**AIM OF THE EXERCISE**.
Copy every line that holds "Shadow".

--- START OF SUPPLIED ENTRIES ---

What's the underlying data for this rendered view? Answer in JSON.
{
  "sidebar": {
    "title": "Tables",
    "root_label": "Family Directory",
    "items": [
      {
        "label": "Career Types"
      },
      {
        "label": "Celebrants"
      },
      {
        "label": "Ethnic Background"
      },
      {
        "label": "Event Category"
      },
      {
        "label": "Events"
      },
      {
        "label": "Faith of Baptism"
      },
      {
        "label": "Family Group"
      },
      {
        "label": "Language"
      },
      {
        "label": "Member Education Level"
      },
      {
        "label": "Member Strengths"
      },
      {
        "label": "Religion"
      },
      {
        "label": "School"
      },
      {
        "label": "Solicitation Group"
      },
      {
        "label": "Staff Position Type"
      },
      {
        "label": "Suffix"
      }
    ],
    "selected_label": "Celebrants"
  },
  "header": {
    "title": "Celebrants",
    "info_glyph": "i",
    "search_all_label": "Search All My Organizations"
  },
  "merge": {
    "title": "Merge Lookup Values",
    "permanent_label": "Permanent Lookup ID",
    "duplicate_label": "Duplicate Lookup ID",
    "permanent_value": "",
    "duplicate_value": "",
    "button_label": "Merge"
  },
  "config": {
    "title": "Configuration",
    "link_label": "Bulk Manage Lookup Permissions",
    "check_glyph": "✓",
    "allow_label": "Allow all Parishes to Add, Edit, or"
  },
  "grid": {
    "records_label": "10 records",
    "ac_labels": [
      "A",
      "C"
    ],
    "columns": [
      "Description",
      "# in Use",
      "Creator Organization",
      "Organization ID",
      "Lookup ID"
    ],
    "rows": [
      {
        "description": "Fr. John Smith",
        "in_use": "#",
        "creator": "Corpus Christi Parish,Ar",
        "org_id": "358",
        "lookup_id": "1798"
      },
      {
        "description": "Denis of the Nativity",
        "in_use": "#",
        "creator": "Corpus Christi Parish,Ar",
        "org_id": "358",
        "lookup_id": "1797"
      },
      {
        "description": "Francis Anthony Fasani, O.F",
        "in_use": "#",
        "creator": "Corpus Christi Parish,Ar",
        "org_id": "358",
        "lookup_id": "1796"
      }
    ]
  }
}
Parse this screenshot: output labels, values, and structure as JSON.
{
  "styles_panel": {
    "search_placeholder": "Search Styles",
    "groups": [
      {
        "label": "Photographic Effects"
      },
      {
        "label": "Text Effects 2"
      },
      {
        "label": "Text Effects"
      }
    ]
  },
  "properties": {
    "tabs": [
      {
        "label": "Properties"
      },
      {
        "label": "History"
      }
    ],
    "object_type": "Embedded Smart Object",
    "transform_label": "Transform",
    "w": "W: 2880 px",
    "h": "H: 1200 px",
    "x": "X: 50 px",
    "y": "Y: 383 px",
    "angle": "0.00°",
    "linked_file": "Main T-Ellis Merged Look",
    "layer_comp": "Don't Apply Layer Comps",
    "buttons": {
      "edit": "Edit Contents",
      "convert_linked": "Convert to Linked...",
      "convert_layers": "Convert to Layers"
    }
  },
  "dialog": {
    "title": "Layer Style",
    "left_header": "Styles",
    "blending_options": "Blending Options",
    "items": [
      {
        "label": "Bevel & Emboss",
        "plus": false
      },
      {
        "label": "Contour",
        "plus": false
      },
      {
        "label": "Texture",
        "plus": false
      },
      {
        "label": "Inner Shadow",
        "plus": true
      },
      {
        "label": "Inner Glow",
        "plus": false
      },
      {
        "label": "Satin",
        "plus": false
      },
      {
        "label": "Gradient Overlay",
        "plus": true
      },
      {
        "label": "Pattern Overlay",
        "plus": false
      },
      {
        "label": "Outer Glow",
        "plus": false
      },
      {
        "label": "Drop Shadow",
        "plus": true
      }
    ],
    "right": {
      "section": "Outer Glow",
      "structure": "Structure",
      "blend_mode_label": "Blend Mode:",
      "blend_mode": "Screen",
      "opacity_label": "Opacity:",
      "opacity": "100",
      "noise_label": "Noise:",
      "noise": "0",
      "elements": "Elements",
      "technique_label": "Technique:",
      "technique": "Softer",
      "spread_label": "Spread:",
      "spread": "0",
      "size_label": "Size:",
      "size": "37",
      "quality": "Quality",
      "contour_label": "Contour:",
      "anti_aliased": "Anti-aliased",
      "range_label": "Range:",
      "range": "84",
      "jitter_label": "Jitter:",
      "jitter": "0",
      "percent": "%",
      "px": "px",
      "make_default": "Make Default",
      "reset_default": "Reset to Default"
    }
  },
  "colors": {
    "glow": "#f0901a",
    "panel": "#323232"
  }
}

--- END OF SUPPLIED ENTRIES ---

**SOLUTION TO THIS TASK**.
        "label": "Inner Shadow",
        "label": "Drop Shadow",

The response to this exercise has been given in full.